▸ Your goal
Wherever the string "values" appears in the listing, copy that line.

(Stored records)
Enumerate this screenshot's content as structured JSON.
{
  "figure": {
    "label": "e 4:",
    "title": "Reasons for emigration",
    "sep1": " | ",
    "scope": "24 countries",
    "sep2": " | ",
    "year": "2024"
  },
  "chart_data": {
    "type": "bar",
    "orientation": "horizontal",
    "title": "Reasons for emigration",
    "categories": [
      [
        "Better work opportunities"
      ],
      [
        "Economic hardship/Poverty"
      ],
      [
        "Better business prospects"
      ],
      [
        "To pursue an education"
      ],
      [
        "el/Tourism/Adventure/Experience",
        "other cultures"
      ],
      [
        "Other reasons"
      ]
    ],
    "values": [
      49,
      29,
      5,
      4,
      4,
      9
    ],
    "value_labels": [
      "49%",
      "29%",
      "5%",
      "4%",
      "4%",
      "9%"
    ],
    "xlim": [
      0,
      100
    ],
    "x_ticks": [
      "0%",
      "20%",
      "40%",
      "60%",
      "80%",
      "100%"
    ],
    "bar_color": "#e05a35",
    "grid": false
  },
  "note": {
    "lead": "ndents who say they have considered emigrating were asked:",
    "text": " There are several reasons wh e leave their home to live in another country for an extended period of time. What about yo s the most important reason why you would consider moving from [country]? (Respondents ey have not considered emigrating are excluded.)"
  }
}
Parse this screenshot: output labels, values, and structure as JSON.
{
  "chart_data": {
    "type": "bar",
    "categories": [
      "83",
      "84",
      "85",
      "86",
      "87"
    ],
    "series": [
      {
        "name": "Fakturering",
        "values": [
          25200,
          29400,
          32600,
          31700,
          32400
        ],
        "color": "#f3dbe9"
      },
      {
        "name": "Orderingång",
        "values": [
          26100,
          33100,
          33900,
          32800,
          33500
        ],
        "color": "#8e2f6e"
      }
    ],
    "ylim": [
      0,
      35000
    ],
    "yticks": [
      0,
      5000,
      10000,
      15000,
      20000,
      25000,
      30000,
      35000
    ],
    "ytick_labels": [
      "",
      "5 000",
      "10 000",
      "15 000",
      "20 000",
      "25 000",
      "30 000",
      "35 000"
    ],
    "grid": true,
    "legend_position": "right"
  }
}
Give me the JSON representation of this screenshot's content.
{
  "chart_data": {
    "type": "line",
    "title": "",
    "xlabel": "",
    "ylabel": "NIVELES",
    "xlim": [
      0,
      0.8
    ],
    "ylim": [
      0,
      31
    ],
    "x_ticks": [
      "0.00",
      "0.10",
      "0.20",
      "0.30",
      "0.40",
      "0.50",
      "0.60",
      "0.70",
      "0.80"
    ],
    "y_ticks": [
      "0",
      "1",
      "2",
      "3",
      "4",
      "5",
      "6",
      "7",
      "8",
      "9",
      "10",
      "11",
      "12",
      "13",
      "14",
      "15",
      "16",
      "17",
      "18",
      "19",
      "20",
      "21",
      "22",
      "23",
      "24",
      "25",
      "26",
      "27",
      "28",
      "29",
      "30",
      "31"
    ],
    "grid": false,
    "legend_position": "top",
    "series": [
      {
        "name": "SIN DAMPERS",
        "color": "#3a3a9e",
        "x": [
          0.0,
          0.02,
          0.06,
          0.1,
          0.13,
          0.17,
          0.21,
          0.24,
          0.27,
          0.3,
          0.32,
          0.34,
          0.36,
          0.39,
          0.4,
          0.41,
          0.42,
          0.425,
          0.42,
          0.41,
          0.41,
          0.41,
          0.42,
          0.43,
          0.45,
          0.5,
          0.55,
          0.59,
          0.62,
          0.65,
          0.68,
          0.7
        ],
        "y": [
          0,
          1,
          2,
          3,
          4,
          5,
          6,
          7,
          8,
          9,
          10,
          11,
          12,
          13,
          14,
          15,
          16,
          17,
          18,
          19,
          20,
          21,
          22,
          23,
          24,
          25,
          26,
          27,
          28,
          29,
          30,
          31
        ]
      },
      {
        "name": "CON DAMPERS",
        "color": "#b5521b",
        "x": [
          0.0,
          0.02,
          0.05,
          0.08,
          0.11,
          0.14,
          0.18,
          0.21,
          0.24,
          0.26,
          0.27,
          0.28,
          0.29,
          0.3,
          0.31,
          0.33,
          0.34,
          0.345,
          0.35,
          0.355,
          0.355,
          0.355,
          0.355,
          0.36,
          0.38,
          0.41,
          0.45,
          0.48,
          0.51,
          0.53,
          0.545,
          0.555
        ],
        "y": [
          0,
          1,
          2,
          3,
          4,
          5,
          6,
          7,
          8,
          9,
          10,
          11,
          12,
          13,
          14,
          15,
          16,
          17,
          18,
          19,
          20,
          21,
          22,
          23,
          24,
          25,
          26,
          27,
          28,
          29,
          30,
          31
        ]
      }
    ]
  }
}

▸ Reply
    "values": [
Parse this screenshot: output labels, values, and structure as JSON.
        "values": [
        "values": [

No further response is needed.